▶ TASK REQUIREMENTS
Review the lines that follow and copy each one that contains the word "this".

▶ DATA TO PROCESS
..............................
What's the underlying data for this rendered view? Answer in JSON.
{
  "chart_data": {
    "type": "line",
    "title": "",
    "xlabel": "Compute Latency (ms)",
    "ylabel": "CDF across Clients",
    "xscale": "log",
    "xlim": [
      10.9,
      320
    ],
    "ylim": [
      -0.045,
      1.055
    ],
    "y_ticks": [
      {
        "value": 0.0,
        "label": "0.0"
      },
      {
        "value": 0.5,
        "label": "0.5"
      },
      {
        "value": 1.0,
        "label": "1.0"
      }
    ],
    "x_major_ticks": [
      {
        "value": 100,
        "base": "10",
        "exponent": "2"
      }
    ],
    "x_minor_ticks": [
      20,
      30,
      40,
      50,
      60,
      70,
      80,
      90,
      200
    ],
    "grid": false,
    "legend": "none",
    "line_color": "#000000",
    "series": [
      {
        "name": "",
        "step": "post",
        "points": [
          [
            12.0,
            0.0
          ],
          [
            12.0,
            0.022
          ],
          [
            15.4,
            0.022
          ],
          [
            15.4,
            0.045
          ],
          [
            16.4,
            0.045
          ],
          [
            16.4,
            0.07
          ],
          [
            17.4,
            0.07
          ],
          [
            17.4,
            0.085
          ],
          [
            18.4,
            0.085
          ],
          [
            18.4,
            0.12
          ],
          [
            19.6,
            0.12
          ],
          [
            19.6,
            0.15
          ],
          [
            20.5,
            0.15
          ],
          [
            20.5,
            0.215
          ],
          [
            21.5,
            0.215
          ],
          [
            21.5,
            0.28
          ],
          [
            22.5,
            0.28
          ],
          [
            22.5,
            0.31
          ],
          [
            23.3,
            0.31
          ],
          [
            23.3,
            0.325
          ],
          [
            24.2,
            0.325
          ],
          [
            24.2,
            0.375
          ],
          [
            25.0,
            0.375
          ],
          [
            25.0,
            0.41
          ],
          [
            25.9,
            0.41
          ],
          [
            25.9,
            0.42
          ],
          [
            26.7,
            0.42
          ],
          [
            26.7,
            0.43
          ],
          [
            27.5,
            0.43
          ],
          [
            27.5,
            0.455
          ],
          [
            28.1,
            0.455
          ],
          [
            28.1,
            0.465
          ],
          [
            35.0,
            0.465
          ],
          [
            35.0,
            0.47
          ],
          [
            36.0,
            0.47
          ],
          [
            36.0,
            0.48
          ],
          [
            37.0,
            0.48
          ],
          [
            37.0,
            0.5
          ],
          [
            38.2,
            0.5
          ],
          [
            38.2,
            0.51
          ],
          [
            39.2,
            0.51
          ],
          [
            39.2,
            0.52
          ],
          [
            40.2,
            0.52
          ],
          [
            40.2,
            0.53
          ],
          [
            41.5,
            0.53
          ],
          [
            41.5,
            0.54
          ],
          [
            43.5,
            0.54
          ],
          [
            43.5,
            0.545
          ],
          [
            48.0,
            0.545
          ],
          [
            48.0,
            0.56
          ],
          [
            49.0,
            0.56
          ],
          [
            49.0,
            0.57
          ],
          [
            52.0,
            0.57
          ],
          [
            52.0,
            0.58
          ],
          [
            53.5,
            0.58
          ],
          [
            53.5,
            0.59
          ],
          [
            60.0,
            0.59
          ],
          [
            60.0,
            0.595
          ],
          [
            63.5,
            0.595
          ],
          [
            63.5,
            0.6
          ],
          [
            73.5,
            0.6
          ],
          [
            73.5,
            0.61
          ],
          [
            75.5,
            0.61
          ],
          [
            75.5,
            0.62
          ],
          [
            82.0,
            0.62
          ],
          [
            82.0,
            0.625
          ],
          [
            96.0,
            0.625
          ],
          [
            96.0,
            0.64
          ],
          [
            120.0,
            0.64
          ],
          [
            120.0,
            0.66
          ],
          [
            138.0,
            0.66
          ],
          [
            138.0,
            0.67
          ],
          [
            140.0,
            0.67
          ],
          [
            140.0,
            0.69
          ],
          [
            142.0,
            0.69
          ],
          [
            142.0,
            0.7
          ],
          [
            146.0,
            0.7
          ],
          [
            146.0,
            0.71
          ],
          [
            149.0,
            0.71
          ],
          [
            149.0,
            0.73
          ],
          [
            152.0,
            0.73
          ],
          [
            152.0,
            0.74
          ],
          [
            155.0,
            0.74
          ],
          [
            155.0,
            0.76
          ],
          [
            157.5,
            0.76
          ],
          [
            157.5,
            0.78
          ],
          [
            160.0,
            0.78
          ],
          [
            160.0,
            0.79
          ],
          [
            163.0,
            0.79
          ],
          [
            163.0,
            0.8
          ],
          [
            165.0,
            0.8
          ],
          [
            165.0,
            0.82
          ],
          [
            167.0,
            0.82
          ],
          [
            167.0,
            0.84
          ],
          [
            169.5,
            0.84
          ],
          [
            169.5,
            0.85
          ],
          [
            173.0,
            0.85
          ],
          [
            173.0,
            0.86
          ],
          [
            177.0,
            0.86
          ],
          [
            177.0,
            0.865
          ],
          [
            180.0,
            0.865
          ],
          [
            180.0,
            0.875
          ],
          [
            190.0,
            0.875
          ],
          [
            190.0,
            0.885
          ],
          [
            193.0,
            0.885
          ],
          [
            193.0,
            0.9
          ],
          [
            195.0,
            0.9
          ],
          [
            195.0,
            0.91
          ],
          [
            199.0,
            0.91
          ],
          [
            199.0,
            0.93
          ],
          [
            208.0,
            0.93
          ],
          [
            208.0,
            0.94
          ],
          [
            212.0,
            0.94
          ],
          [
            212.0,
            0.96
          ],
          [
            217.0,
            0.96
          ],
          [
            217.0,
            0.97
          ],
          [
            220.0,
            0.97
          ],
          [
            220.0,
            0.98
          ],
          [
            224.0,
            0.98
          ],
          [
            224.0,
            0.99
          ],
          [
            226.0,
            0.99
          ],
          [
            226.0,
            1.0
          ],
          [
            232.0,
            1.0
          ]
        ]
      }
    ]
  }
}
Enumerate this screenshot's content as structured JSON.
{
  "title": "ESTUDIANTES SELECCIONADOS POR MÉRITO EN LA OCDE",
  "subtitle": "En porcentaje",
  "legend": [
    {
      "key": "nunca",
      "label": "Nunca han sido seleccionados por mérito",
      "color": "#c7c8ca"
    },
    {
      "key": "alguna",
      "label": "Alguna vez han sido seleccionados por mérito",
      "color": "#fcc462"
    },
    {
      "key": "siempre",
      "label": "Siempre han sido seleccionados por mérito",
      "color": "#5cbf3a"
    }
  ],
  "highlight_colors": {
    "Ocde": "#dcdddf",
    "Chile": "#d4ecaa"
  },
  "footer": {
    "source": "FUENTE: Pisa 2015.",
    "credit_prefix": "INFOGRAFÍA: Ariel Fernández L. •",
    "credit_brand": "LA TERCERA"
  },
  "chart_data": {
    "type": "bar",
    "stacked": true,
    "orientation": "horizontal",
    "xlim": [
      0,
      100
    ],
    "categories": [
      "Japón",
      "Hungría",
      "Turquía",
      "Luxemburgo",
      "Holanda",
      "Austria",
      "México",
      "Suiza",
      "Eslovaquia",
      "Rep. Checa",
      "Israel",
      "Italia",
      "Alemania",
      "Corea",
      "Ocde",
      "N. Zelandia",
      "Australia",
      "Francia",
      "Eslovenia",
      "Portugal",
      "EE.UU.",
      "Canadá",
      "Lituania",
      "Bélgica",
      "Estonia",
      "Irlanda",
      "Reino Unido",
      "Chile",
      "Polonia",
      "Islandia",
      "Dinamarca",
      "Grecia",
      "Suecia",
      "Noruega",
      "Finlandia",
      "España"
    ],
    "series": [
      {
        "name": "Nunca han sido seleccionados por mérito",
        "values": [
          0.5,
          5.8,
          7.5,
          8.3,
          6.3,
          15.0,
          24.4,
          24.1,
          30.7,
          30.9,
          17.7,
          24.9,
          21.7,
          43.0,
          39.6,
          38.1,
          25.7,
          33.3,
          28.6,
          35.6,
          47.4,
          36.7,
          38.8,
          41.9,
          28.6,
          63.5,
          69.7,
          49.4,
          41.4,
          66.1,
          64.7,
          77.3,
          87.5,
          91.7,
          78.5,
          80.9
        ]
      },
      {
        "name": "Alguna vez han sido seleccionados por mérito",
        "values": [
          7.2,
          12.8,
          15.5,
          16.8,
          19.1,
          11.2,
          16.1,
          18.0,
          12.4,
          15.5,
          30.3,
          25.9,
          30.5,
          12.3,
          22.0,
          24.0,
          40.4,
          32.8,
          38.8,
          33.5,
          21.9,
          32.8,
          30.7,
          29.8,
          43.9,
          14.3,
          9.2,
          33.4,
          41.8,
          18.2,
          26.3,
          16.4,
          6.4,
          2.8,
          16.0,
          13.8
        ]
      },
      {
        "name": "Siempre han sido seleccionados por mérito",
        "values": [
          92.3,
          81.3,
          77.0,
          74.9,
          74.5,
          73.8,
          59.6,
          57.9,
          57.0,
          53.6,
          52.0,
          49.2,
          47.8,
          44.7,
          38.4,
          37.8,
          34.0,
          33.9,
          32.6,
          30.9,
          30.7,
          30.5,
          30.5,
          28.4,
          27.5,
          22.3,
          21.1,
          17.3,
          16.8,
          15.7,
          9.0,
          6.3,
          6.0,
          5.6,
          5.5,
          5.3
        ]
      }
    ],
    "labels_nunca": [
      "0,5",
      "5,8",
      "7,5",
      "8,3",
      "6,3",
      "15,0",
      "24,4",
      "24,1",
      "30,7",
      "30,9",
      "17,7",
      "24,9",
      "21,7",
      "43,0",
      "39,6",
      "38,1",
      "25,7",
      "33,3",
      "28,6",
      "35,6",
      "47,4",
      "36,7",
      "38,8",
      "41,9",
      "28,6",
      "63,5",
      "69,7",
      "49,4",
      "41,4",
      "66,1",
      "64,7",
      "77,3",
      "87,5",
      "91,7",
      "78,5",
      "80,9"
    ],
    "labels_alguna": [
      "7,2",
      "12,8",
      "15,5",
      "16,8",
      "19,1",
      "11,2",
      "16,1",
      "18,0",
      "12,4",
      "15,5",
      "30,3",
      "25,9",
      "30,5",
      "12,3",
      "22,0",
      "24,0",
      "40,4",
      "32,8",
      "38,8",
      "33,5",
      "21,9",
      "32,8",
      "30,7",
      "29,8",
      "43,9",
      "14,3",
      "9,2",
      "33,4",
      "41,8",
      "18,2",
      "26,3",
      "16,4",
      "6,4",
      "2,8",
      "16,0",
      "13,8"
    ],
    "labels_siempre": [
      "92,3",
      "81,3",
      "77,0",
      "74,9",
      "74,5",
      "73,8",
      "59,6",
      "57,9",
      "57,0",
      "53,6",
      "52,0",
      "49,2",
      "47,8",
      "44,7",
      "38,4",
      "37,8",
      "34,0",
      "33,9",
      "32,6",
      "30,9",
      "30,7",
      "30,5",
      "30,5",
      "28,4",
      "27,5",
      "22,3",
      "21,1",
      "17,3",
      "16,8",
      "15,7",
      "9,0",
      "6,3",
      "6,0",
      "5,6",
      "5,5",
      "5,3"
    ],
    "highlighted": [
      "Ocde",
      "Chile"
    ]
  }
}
..............................
▶ EXERCISE SOLUTION
What's the underlying data for this rendered view? Answer in JSON.
Enumerate this screenshot's content as structured JSON.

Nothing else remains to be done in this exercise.